- Short exercise -
Leave out the pictures and copy the remaining records exactly.

- Extracted information -
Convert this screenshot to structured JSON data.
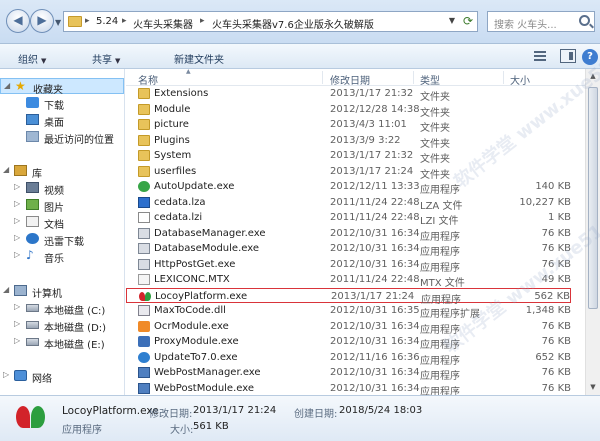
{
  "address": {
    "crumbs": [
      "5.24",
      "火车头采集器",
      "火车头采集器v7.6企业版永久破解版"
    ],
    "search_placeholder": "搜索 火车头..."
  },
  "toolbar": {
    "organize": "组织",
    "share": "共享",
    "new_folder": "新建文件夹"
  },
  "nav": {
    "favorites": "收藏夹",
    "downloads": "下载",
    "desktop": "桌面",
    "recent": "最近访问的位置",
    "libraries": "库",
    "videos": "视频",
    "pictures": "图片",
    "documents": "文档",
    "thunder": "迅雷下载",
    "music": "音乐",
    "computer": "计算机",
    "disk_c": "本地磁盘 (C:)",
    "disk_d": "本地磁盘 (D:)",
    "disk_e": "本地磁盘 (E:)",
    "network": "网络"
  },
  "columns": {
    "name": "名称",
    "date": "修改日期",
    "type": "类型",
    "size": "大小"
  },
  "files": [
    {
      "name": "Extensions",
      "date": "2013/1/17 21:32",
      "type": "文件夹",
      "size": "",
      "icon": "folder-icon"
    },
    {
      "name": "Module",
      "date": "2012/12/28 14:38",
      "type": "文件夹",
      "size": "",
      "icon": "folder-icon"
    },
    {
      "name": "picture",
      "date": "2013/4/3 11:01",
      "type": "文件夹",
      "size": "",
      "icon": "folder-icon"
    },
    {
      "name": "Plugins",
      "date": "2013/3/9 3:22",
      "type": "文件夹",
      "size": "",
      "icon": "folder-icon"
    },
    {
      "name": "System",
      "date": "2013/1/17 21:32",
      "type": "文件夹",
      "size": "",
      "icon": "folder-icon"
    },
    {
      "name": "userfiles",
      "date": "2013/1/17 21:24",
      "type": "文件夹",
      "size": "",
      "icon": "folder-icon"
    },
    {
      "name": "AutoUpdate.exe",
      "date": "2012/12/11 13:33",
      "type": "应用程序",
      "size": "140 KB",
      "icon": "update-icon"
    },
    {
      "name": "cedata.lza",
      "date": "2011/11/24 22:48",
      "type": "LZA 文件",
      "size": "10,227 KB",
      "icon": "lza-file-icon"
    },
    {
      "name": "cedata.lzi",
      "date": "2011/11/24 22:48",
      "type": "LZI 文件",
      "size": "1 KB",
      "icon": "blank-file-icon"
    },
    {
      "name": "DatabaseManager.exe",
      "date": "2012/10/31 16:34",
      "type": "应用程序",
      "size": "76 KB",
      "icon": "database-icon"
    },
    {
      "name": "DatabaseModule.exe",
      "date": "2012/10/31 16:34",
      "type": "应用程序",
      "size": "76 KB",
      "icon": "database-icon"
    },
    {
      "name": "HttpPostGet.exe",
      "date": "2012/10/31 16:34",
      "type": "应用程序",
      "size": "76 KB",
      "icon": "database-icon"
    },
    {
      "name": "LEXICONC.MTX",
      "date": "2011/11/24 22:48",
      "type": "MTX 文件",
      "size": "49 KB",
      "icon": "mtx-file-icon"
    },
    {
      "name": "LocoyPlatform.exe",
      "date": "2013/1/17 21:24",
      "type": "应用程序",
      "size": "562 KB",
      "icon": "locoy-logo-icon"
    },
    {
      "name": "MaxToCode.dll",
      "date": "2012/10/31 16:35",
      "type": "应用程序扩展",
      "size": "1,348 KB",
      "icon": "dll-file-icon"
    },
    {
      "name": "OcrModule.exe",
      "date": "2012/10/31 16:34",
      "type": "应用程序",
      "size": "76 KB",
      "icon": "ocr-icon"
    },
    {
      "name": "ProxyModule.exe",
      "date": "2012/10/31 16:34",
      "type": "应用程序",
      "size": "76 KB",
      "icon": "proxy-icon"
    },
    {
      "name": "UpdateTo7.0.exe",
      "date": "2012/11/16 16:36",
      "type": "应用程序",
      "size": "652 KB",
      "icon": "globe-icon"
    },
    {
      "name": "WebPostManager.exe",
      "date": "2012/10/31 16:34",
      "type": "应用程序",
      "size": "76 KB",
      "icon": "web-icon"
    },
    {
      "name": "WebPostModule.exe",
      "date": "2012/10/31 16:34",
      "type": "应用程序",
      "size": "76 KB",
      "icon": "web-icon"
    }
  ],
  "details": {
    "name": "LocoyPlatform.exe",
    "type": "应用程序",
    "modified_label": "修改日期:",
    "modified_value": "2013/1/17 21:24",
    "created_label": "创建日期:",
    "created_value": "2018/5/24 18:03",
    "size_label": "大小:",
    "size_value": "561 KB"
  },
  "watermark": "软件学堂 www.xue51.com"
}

- Written answer -
Convert this screenshot to structured JSON data.
{
  "address": {
    "crumbs": [
      "5.24",
      "火车头采集器",
      "火车头采集器v7.6企业版永久破解版"
    ],
    "search_placeholder": "搜索 火车头..."
  },
  "toolbar": {
    "organize": "组织",
    "share": "共享",
    "new_folder": "新建文件夹"
  },
  "nav": {
    "favorites": "收藏夹",
    "downloads": "下载",
    "desktop": "桌面",
    "recent": "最近访问的位置",
    "libraries": "库",
    "videos": "视频",
    "pictures": "图片",
    "documents": "文档",
    "thunder": "迅雷下载",
    "music": "音乐",
    "computer": "计算机",
    "disk_c": "本地磁盘 (C:)",
    "disk_d": "本地磁盘 (D:)",
    "disk_e": "本地磁盘 (E:)",
    "network": "网络"
  },
  "columns": {
    "name": "名称",
    "date": "修改日期",
    "type": "类型",
    "size": "大小"
  },
  "files": [
    {
      "name": "Extensions",
      "date": "2013/1/17 21:32",
      "type": "文件夹",
      "size": "",
      "icon": "folder-icon"
    },
    {
      "name": "Module",
      "date": "2012/12/28 14:38",
      "type": "文件夹",
      "size": "",
      "icon": "folder-icon"
    },
    {
      "name": "picture",
      "date": "2013/4/3 11:01",
      "type": "文件夹",
      "size": "",
      "icon": "folder-icon"
    },
    {
      "name": "Plugins",
      "date": "2013/3/9 3:22",
      "type": "文件夹",
      "size": "",
      "icon": "folder-icon"
    },
    {
      "name": "System",
      "date": "2013/1/17 21:32",
      "type": "文件夹",
      "size": "",
      "icon": "folder-icon"
    },
    {
      "name": "userfiles",
      "date": "2013/1/17 21:24",
      "type": "文件夹",
      "size": "",
      "icon": "folder-icon"
    },
    {
      "name": "AutoUpdate.exe",
      "date": "2012/12/11 13:33",
      "type": "应用程序",
      "size": "140 KB",
      "icon": "update-icon"
    },
    {
      "name": "cedata.lza",
      "date": "2011/11/24 22:48",
      "type": "LZA 文件",
      "size": "10,227 KB",
      "icon": "lza-file-icon"
    },
    {
      "name": "cedata.lzi",
      "date": "2011/11/24 22:48",
      "type": "LZI 文件",
      "size": "1 KB",
      "icon": "blank-file-icon"
    },
    {
      "name": "DatabaseManager.exe",
      "date": "2012/10/31 16:34",
      "type": "应用程序",
      "size": "76 KB",
      "icon": "database-icon"
    },
    {
      "name": "DatabaseModule.exe",
      "date": "2012/10/31 16:34",
      "type": "应用程序",
      "size": "76 KB",
      "icon": "database-icon"
    },
    {
      "name": "HttpPostGet.exe",
      "date": "2012/10/31 16:34",
      "type": "应用程序",
      "size": "76 KB",
      "icon": "database-icon"
    },
    {
      "name": "LEXICONC.MTX",
      "date": "2011/11/24 22:48",
      "type": "MTX 文件",
      "size": "49 KB",
      "icon": "mtx-file-icon"
    },
    {
      "name": "LocoyPlatform.exe",
      "date": "2013/1/17 21:24",
      "type": "应用程序",
      "size": "562 KB",
      "icon": "locoy-logo-icon"
    },
    {
      "name": "MaxToCode.dll",
      "date": "2012/10/31 16:35",
      "type": "应用程序扩展",
      "size": "1,348 KB",
      "icon": "dll-file-icon"
    },
    {
      "name": "OcrModule.exe",
      "date": "2012/10/31 16:34",
      "type": "应用程序",
      "size": "76 KB",
      "icon": "ocr-icon"
    },
    {
      "name": "ProxyModule.exe",
      "date": "2012/10/31 16:34",
      "type": "应用程序",
      "size": "76 KB",
      "icon": "proxy-icon"
    },
    {
      "name": "UpdateTo7.0.exe",
      "date": "2012/11/16 16:36",
      "type": "应用程序",
      "size": "652 KB",
      "icon": "globe-icon"
    },
    {
      "name": "WebPostManager.exe",
      "date": "2012/10/31 16:34",
      "type": "应用程序",
      "size": "76 KB",
      "icon": "web-icon"
    },
    {
      "name": "WebPostModule.exe",
      "date": "2012/10/31 16:34",
      "type": "应用程序",
      "size": "76 KB",
      "icon": "web-icon"
    }
  ],
  "details": {
    "name": "LocoyPlatform.exe",
    "type": "应用程序",
    "modified_label": "修改日期:",
    "modified_value": "2013/1/17 21:24",
    "created_label": "创建日期:",
    "created_value": "2018/5/24 18:03",
    "size_label": "大小:",
    "size_value": "561 KB"
  },
  "watermark": "软件学堂 www.xue51.com"
}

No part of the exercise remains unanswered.